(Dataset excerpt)

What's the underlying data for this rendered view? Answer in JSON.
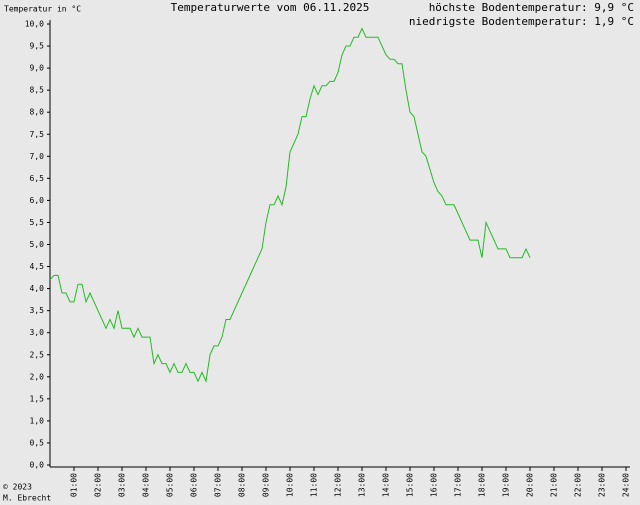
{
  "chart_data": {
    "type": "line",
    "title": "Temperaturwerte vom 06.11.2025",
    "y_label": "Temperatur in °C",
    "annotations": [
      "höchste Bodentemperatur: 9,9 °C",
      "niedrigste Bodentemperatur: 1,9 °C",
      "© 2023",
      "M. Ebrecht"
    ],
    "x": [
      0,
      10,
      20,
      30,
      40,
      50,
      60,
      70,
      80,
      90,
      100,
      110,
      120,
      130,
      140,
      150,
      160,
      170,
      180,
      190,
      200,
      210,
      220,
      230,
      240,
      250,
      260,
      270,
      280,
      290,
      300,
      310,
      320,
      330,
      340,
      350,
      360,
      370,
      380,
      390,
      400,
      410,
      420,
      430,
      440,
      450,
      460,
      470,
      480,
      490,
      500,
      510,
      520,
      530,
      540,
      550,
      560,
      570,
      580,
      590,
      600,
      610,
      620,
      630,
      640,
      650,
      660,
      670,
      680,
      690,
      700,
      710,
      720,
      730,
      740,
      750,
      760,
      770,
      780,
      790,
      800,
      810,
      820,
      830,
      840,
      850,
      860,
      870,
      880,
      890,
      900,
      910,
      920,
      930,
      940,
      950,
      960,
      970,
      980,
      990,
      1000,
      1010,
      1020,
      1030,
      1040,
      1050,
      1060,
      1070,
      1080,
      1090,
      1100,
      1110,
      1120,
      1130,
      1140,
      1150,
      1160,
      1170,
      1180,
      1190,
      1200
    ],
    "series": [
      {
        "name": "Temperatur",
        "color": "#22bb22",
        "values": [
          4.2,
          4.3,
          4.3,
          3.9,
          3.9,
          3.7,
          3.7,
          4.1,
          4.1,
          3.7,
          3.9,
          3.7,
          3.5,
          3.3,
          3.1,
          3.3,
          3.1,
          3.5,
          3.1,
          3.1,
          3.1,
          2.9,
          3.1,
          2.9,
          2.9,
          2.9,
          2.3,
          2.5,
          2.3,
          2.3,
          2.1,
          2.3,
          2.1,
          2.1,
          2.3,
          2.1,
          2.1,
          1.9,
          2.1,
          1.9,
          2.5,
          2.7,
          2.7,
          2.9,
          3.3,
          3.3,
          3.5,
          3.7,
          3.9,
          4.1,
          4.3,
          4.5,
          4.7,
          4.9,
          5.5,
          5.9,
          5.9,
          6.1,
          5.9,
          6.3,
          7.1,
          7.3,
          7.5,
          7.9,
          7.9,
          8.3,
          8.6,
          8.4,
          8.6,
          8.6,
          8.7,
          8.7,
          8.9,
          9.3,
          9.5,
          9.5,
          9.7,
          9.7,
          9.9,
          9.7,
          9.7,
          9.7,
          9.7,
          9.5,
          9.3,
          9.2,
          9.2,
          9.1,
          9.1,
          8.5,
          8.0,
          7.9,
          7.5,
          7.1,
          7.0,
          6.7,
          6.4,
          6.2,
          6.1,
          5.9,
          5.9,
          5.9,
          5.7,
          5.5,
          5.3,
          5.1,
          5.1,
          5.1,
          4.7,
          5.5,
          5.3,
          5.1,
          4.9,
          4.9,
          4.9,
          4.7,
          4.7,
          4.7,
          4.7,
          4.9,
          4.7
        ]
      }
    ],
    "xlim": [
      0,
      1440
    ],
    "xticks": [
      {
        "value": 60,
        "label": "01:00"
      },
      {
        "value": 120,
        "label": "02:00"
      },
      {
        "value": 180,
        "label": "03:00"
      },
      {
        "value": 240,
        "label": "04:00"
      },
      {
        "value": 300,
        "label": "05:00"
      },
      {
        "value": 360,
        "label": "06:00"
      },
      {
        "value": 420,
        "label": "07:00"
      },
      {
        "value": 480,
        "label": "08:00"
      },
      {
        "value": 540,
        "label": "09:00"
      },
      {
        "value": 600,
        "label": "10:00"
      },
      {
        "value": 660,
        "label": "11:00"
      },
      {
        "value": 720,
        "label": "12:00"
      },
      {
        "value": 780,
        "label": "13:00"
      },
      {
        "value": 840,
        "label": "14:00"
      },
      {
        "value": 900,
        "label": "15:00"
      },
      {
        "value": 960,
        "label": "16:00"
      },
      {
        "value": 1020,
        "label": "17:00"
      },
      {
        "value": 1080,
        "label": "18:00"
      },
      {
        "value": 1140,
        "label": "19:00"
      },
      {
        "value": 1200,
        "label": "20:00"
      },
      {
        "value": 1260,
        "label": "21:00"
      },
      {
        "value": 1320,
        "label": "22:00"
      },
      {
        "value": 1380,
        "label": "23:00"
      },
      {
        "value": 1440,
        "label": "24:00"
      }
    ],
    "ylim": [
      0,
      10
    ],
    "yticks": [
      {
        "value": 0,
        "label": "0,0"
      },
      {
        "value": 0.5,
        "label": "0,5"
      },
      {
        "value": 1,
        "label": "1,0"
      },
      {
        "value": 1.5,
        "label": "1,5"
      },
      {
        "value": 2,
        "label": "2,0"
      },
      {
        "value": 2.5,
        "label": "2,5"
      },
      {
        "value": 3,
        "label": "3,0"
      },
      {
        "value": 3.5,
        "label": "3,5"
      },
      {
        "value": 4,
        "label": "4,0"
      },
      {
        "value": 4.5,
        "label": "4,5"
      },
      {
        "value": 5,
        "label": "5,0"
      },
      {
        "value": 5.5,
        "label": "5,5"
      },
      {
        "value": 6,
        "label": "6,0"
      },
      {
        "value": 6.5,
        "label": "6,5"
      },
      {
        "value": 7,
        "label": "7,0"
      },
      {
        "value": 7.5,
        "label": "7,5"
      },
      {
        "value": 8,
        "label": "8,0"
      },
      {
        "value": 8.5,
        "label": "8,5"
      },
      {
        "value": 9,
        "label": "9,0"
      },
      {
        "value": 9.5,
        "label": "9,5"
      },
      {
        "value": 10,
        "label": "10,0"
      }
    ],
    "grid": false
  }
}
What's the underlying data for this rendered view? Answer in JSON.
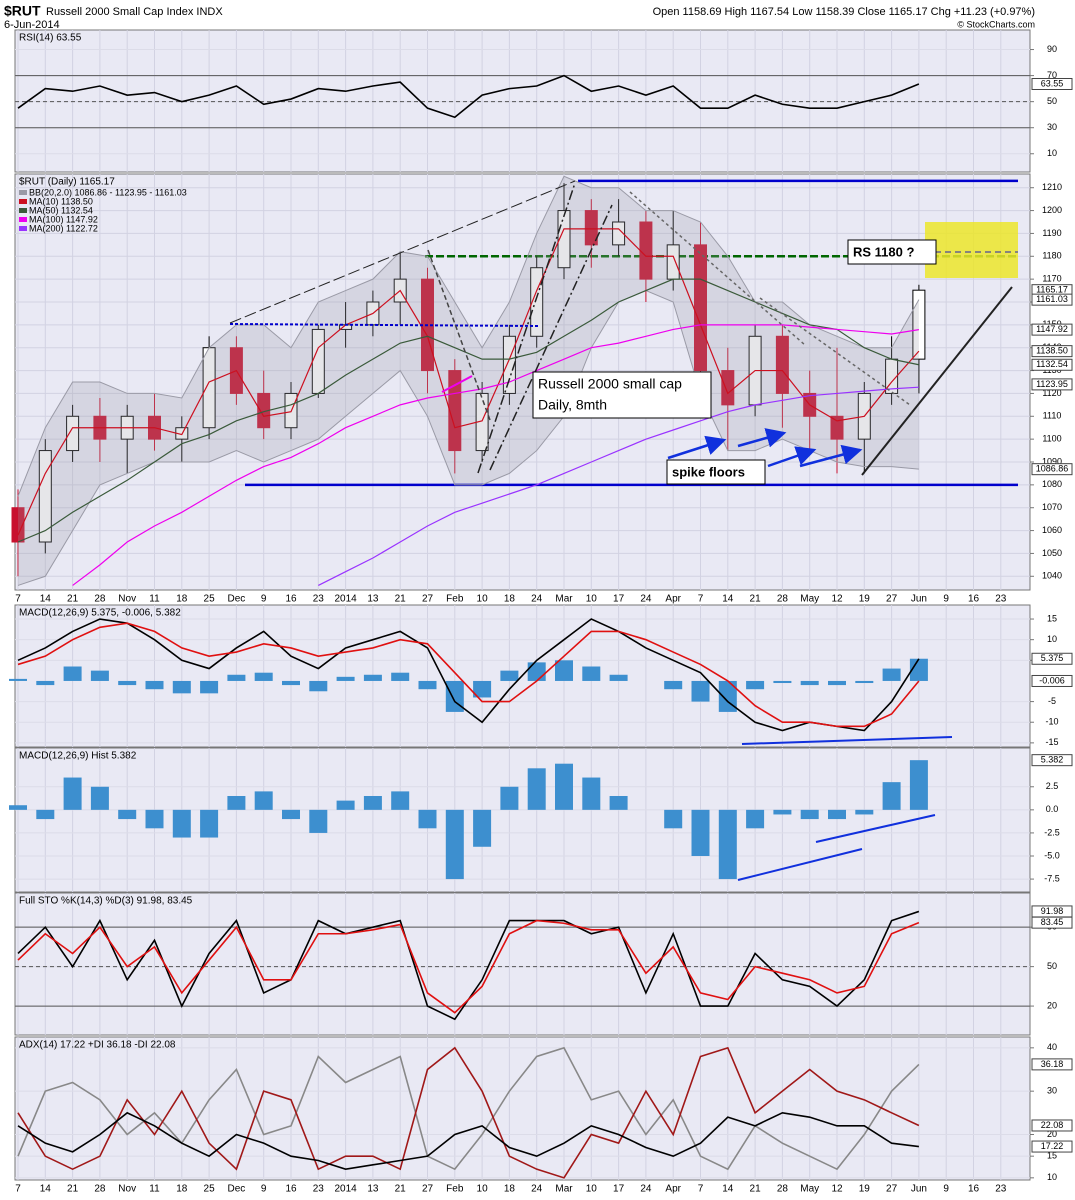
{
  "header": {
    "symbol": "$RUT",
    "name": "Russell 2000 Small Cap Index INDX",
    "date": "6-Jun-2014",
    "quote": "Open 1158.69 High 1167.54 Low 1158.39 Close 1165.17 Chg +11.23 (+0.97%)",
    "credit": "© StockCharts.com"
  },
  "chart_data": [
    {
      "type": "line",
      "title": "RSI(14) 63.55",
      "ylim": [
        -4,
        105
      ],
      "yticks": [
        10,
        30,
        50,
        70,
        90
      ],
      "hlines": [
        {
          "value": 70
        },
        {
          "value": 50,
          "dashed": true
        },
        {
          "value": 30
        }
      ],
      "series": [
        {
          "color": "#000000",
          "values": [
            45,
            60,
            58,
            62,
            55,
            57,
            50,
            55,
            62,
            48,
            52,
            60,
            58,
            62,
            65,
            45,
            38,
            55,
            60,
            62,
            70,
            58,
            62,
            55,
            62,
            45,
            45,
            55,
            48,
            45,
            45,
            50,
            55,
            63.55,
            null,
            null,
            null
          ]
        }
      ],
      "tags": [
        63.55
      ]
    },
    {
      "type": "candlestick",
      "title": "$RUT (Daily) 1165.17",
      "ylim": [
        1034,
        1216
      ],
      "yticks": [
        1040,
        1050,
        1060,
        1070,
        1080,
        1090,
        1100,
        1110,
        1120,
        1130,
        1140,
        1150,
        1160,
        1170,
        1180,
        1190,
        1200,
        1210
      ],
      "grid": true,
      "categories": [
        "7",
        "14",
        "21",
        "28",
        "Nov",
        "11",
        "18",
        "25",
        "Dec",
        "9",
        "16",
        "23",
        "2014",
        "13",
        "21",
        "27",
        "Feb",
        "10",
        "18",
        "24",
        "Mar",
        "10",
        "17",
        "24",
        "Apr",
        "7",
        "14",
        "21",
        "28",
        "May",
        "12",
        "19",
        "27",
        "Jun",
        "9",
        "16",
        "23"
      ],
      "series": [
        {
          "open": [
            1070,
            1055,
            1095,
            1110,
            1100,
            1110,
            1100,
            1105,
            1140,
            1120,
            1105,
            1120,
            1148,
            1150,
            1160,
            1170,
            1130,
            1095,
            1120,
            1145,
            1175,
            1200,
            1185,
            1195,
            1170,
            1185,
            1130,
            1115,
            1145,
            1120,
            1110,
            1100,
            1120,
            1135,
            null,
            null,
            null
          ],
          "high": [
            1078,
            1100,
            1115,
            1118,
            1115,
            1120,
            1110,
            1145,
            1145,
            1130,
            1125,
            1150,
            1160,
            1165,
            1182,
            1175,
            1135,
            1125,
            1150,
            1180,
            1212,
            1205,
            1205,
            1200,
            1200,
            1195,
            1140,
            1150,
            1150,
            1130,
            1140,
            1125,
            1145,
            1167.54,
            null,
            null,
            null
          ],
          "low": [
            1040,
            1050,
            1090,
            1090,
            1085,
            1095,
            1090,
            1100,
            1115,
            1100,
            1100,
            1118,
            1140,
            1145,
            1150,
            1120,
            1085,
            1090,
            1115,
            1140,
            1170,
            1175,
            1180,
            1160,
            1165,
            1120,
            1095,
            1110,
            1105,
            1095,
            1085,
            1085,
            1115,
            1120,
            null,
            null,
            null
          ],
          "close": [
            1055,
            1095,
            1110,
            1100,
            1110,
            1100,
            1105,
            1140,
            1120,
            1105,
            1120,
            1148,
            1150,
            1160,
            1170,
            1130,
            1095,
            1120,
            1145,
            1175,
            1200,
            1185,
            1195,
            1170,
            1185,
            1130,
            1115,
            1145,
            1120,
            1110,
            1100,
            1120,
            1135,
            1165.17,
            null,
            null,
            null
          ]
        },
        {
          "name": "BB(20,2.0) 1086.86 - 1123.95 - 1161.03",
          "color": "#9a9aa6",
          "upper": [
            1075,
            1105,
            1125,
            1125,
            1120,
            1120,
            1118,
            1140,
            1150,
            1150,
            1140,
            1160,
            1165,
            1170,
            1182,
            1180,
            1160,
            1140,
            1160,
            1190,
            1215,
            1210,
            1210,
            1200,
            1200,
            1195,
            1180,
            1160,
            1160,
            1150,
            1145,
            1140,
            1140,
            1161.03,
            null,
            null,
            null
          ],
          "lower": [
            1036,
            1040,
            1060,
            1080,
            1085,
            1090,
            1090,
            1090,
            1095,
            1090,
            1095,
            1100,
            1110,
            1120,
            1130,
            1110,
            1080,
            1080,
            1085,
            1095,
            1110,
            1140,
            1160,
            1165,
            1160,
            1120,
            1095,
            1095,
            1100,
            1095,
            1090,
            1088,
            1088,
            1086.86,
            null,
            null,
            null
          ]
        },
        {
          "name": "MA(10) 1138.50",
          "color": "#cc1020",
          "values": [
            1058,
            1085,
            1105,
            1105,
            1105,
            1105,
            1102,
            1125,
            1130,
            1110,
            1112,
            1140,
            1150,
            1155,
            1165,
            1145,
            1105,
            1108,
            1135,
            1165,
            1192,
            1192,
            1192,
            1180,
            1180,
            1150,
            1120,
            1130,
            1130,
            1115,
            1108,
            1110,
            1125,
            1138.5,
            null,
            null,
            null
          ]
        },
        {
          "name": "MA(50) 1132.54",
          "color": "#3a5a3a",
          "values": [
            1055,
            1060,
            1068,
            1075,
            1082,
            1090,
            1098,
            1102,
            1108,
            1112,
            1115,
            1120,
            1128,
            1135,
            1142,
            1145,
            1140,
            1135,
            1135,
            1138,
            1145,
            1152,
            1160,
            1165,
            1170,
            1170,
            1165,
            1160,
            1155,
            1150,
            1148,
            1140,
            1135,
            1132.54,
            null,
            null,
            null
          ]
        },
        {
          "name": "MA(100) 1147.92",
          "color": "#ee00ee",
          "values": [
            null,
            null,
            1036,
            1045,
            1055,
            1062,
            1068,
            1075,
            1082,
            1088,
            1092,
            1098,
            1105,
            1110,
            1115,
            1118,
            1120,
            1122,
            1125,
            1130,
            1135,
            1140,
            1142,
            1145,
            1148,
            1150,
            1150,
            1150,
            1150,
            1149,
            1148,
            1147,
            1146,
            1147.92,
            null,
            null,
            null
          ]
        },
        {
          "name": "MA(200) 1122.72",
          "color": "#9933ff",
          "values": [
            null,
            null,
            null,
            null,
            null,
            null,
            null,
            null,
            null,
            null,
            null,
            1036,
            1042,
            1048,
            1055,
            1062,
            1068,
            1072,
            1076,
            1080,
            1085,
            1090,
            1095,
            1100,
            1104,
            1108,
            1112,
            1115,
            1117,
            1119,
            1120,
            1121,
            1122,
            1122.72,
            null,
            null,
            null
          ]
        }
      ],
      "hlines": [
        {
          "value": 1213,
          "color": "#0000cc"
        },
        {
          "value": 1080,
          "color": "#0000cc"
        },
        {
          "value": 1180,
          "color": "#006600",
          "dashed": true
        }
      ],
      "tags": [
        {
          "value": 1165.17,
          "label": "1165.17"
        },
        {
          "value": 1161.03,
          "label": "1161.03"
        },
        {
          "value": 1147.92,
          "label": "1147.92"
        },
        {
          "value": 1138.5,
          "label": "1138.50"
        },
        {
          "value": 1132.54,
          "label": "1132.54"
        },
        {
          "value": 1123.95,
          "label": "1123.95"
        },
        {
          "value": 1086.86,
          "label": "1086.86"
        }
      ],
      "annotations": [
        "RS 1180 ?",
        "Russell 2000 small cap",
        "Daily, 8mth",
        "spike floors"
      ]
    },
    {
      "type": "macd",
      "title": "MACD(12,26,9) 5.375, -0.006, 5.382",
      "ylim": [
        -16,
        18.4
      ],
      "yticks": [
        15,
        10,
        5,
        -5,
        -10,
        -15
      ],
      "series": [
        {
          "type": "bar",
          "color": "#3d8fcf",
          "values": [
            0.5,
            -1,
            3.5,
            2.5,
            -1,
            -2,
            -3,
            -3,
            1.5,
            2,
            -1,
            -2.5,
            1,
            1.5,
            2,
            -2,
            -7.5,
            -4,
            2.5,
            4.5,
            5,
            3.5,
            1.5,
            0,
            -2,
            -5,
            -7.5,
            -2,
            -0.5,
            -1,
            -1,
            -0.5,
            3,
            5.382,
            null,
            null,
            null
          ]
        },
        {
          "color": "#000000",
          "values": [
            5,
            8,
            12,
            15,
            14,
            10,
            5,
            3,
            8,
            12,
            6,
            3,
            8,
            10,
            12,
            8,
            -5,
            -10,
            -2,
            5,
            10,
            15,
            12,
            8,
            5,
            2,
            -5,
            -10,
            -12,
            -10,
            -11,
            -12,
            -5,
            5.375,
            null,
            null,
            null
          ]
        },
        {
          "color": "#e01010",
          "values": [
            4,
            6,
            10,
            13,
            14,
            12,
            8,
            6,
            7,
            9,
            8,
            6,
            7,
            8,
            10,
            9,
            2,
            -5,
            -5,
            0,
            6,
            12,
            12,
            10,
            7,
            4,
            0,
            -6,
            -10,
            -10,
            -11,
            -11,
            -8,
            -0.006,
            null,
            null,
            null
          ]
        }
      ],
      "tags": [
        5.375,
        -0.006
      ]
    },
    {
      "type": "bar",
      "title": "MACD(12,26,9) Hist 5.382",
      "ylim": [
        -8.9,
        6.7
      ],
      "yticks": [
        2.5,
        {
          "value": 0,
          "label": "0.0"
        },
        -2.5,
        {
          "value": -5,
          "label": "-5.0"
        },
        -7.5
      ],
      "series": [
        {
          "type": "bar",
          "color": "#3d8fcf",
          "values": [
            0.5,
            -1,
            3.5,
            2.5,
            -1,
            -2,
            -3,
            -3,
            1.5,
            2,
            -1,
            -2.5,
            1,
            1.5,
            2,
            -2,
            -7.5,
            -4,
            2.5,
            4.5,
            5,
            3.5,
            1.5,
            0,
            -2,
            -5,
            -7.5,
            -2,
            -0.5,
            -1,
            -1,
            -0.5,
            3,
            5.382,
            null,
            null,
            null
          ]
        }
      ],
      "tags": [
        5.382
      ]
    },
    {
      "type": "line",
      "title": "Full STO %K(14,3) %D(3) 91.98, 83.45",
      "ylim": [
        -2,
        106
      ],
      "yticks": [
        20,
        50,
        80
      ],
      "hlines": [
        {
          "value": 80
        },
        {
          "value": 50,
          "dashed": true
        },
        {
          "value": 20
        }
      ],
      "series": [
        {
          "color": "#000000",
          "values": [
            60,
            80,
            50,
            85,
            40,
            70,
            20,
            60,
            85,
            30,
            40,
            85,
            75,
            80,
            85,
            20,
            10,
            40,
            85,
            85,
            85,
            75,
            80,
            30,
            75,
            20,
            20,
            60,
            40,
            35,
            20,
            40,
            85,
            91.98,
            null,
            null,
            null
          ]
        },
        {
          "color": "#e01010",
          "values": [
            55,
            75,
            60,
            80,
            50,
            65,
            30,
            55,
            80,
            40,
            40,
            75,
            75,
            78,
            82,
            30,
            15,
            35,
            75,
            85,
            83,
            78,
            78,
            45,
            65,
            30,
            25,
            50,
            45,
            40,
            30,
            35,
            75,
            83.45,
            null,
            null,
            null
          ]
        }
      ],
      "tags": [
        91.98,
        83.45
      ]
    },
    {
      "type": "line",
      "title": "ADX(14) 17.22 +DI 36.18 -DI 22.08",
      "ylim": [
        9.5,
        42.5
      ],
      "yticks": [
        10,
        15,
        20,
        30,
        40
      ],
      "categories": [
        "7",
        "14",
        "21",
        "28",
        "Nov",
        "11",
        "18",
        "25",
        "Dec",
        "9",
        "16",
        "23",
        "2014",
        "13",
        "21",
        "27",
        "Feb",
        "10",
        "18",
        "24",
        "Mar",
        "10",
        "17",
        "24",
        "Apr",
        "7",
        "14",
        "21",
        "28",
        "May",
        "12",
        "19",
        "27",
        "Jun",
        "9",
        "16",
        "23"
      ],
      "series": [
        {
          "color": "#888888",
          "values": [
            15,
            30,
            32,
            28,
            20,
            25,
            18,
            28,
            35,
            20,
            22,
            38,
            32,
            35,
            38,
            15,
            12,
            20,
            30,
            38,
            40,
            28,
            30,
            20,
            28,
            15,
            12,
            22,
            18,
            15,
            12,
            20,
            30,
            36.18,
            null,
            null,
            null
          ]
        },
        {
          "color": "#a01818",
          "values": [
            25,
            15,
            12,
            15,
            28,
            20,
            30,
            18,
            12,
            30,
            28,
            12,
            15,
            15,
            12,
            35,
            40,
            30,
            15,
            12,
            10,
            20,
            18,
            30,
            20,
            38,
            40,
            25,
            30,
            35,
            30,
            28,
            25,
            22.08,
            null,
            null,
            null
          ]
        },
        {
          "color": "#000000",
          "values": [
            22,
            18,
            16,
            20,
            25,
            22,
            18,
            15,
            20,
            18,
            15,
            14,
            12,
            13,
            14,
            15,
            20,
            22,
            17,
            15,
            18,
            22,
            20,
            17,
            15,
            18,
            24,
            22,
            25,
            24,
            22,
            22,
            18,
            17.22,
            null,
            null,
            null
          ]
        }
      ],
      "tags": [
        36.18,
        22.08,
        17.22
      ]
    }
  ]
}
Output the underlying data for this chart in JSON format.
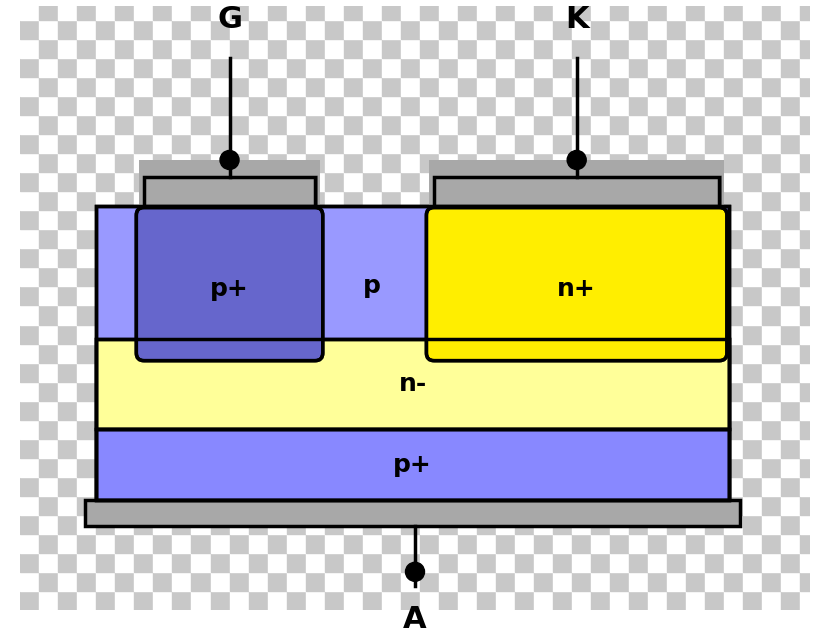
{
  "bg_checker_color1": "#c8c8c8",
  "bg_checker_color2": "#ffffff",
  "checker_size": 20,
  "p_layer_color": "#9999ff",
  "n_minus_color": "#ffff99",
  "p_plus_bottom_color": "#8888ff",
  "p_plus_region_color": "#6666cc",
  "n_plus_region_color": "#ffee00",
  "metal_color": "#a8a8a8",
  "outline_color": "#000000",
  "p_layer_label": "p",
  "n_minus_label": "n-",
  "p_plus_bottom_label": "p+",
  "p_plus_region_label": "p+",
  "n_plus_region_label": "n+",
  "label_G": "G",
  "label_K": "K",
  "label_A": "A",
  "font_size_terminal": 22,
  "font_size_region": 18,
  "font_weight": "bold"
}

▸ TASK DESCRIPTION: In the listing, find each line with the string "title" and copy it.

▸ OUTPUT FOR THIS TASK:
    "title": "Temperaturwerte vom 06.11.2025",
      "title": "RSI(14) 63.55",
      "title": "$RUT (Daily) 1165.17",
      "title": "MACD(12,26,9) 5.375, -0.006, 5.382",
      "title": "MACD(12,26,9) Hist 5.382",
      "title": "Full STO %K(14,3) %D(3) 91.98, 83.45",
      "title": "ADX(14) 17.22 +DI 36.18 -DI 22.08",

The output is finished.